Data entries:
▼▼▼
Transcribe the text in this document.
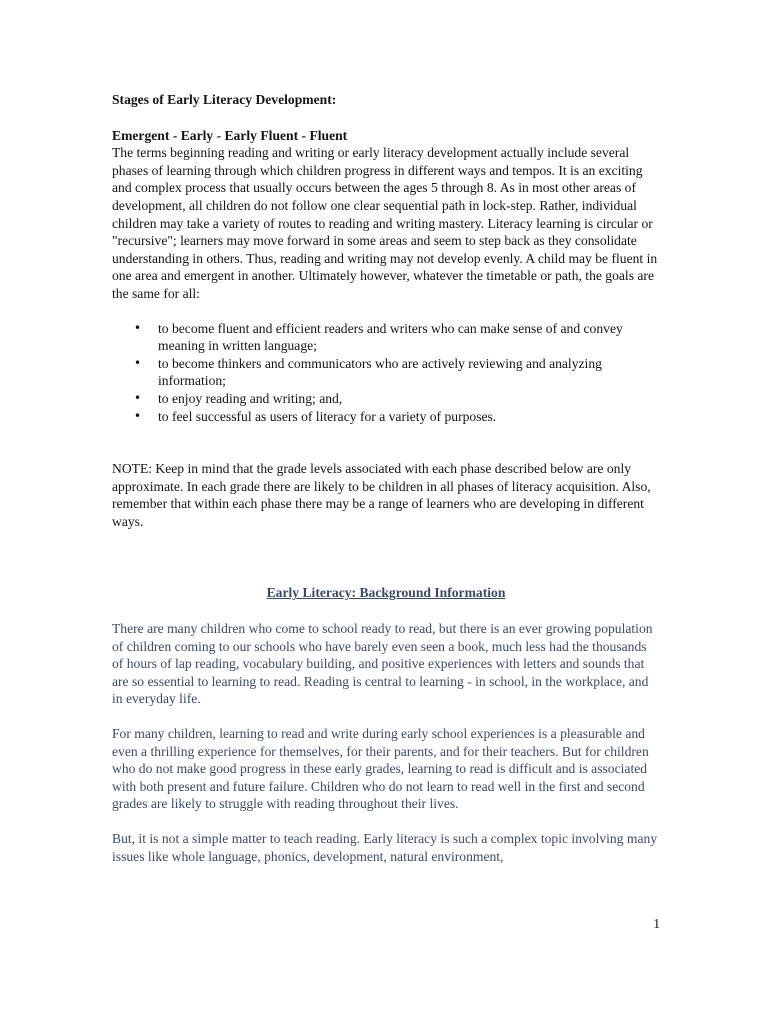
Stages of Early Literacy Development:

Emergent - Early - Early Fluent - Fluent

The terms beginning reading and writing or early literacy development actually include several phases of learning through which children progress in different ways and tempos. It is an exciting and complex process that usually occurs between the ages 5 through 8. As in most other areas of development, all children do not follow one clear sequential path in lock-step. Rather, individual children may take a variety of routes to reading and writing mastery. Literacy learning is circular or "recursive"; learners may move forward in some areas and seem to step back as they consolidate understanding in others. Thus, reading and writing may not develop evenly. A child may be fluent in one area and emergent in another. Ultimately however, whatever the timetable or path, the goals are the same for all:

• to become fluent and efficient readers and writers who can make sense of and convey meaning in written language;
• to become thinkers and communicators who are actively reviewing and analyzing information;
• to enjoy reading and writing; and,
• to feel successful as users of literacy for a variety of purposes.

NOTE: Keep in mind that the grade levels associated with each phase described below are only approximate. In each grade there are likely to be children in all phases of literacy acquisition. Also, remember that within each phase there may be a range of learners who are developing in different ways.

Early Literacy: Background Information

There are many children who come to school ready to read, but there is an ever growing population of children coming to our schools who have barely even seen a book, much less had the thousands of hours of lap reading, vocabulary building, and positive experiences with letters and sounds that are so essential to learning to read. Reading is central to learning - in school, in the workplace, and in everyday life.

For many children, learning to read and write during early school experiences is a pleasurable and even a thrilling experience for themselves, for their parents, and for their teachers. But for children who do not make good progress in these early grades, learning to read is difficult and is associated with both present and future failure. Children who do not learn to read well in the first and second grades are likely to struggle with reading throughout their lives.

But, it is not a simple matter to teach reading. Early literacy is such a complex topic involving many issues like whole language, phonics, development, natural environment,

1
▲▲▲
__CHALLENGE__
Copy each line containing the word "become" from the data.

__WORKED SOLUTION__
• to become fluent and efficient readers and writers who can make sense of and convey meaning in written language;
• to become thinkers and communicators who are actively reviewing and analyzing information;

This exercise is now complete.